» MATERIAL PROVIDED
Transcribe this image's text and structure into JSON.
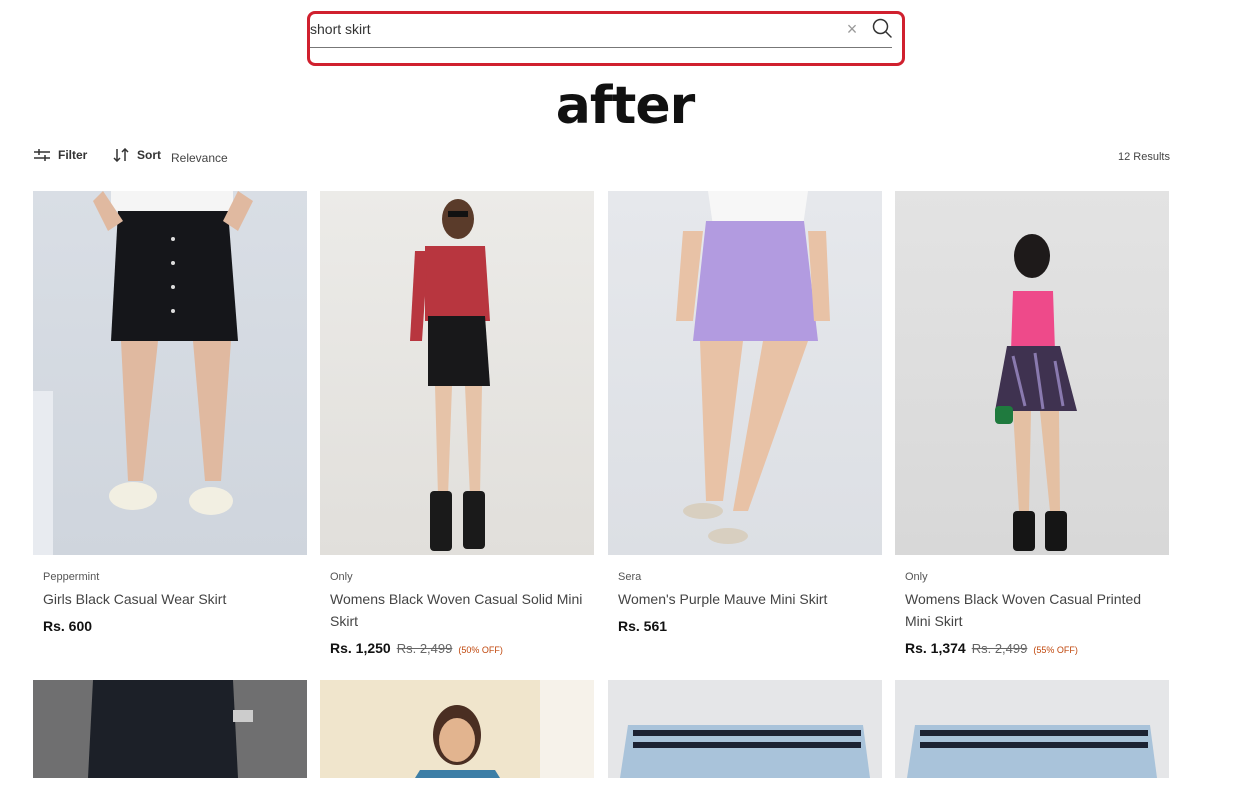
{
  "search": {
    "value": "short skirt",
    "placeholder": ""
  },
  "annotation": "after",
  "toolbar": {
    "filter_label": "Filter",
    "sort_label": "Sort",
    "sort_value": "Relevance",
    "results": "12 Results"
  },
  "products": [
    {
      "brand": "Peppermint",
      "name": "Girls Black Casual Wear Skirt",
      "price": "Rs. 600",
      "mrp": "",
      "discount": ""
    },
    {
      "brand": "Only",
      "name": "Womens Black Woven Casual Solid Mini Skirt",
      "price": "Rs. 1,250",
      "mrp": "Rs. 2,499",
      "discount": "(50% OFF)"
    },
    {
      "brand": "Sera",
      "name": "Women's Purple Mauve Mini Skirt",
      "price": "Rs. 561",
      "mrp": "",
      "discount": ""
    },
    {
      "brand": "Only",
      "name": "Womens Black Woven Casual Printed Mini Skirt",
      "price": "Rs. 1,374",
      "mrp": "Rs. 2,499",
      "discount": "(55% OFF)"
    }
  ],
  "colors": {
    "highlight": "#d0202e",
    "discount": "#c0470c"
  }
}
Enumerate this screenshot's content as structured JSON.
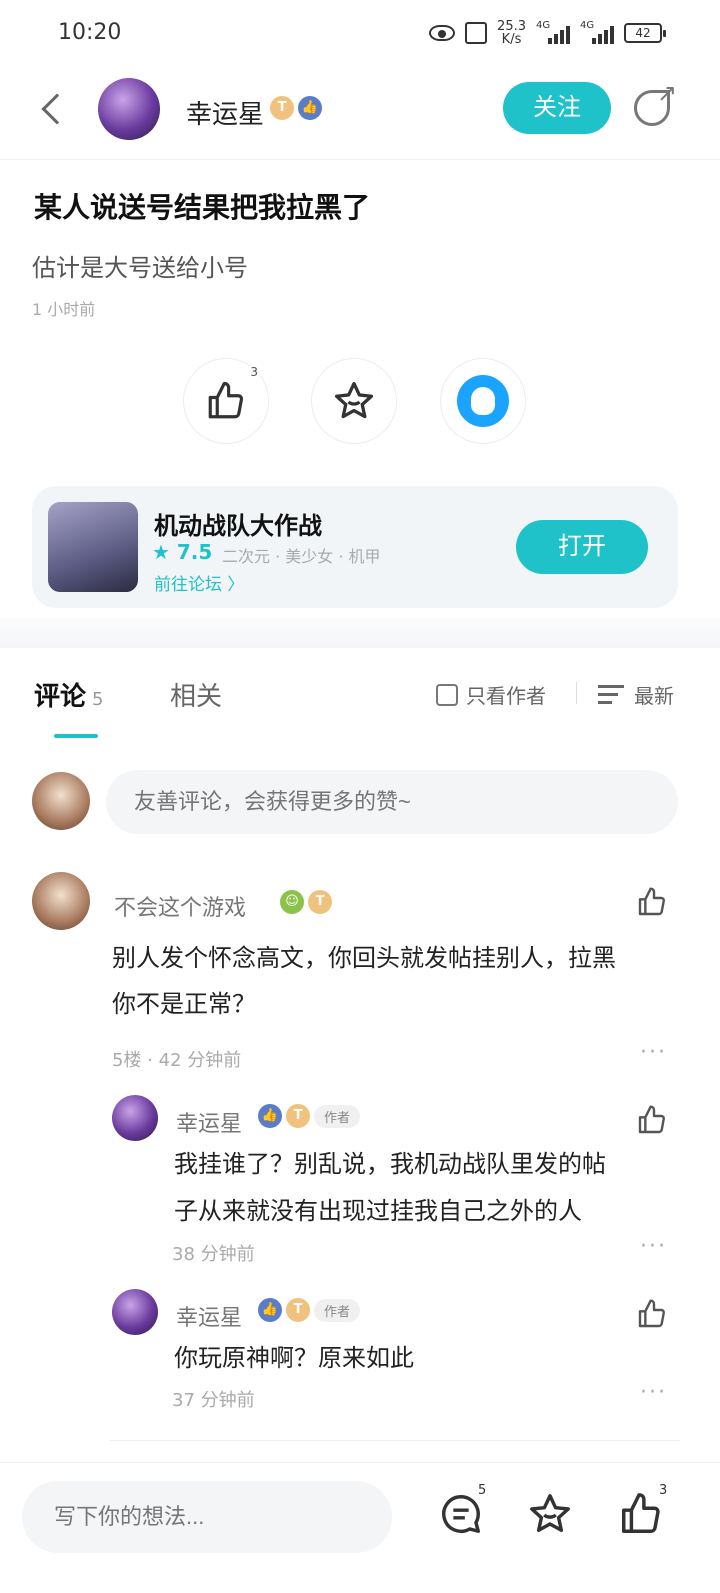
{
  "status": {
    "time": "10:20",
    "speed_top": "25.3",
    "speed_unit": "K/s",
    "net1": "4G",
    "net2": "4G",
    "battery": "42"
  },
  "header": {
    "author_name": "幸运星",
    "badge_t": "T",
    "follow_label": "关注"
  },
  "post": {
    "title": "某人说送号结果把我拉黑了",
    "subtitle": "估计是大号送给小号",
    "time": "1 小时前",
    "like_count": "3"
  },
  "game": {
    "name": "机动战队大作战",
    "rating": "★ 7.5",
    "tags": "二次元 · 美少女 · 机甲",
    "forum_link": "前往论坛 〉",
    "open_label": "打开"
  },
  "tabs": {
    "comments_label": "评论",
    "comments_count": "5",
    "related_label": "相关",
    "author_only_label": "只看作者",
    "sort_label": "最新"
  },
  "comment_input": {
    "placeholder": "友善评论，会获得更多的赞~"
  },
  "comments": [
    {
      "name": "不会这个游戏",
      "text_line1": "别人发个怀念高文，你回头就发帖挂别人，拉黑",
      "text_line2": "你不是正常？",
      "meta": "5楼 · 42 分钟前"
    }
  ],
  "replies": [
    {
      "name": "幸运星",
      "author_tag": "作者",
      "text_line1": "我挂谁了？别乱说，我机动战队里发的帖",
      "text_line2": "子从来就没有出现过挂我自己之外的人",
      "meta": "38 分钟前"
    },
    {
      "name": "幸运星",
      "author_tag": "作者",
      "text_line1": "你玩原神啊？原来如此",
      "meta": "37 分钟前"
    }
  ],
  "bottom": {
    "placeholder": "写下你的想法...",
    "comment_count": "5",
    "like_count": "3"
  },
  "colors": {
    "accent": "#1ec2c8",
    "badge_gold": "#f1c27d",
    "badge_blue": "#5b7cc9"
  }
}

» TASK DESCRIPTION
Pictures excluded, copy exactly the lines running from the one with "Enumerate this screenshot's" through the last line of the material.

» RESULT OF THIS EXERCISE
Enumerate this screenshot's content as structured JSON.
{
  "status": {
    "time": "10:20",
    "speed_top": "25.3",
    "speed_unit": "K/s",
    "net1": "4G",
    "net2": "4G",
    "battery": "42"
  },
  "header": {
    "author_name": "幸运星",
    "badge_t": "T",
    "follow_label": "关注"
  },
  "post": {
    "title": "某人说送号结果把我拉黑了",
    "subtitle": "估计是大号送给小号",
    "time": "1 小时前",
    "like_count": "3"
  },
  "game": {
    "name": "机动战队大作战",
    "rating": "★ 7.5",
    "tags": "二次元 · 美少女 · 机甲",
    "forum_link": "前往论坛 〉",
    "open_label": "打开"
  },
  "tabs": {
    "comments_label": "评论",
    "comments_count": "5",
    "related_label": "相关",
    "author_only_label": "只看作者",
    "sort_label": "最新"
  },
  "comment_input": {
    "placeholder": "友善评论，会获得更多的赞~"
  },
  "comments": [
    {
      "name": "不会这个游戏",
      "text_line1": "别人发个怀念高文，你回头就发帖挂别人，拉黑",
      "text_line2": "你不是正常？",
      "meta": "5楼 · 42 分钟前"
    }
  ],
  "replies": [
    {
      "name": "幸运星",
      "author_tag": "作者",
      "text_line1": "我挂谁了？别乱说，我机动战队里发的帖",
      "text_line2": "子从来就没有出现过挂我自己之外的人",
      "meta": "38 分钟前"
    },
    {
      "name": "幸运星",
      "author_tag": "作者",
      "text_line1": "你玩原神啊？原来如此",
      "meta": "37 分钟前"
    }
  ],
  "bottom": {
    "placeholder": "写下你的想法...",
    "comment_count": "5",
    "like_count": "3"
  },
  "colors": {
    "accent": "#1ec2c8",
    "badge_gold": "#f1c27d",
    "badge_blue": "#5b7cc9"
  }
}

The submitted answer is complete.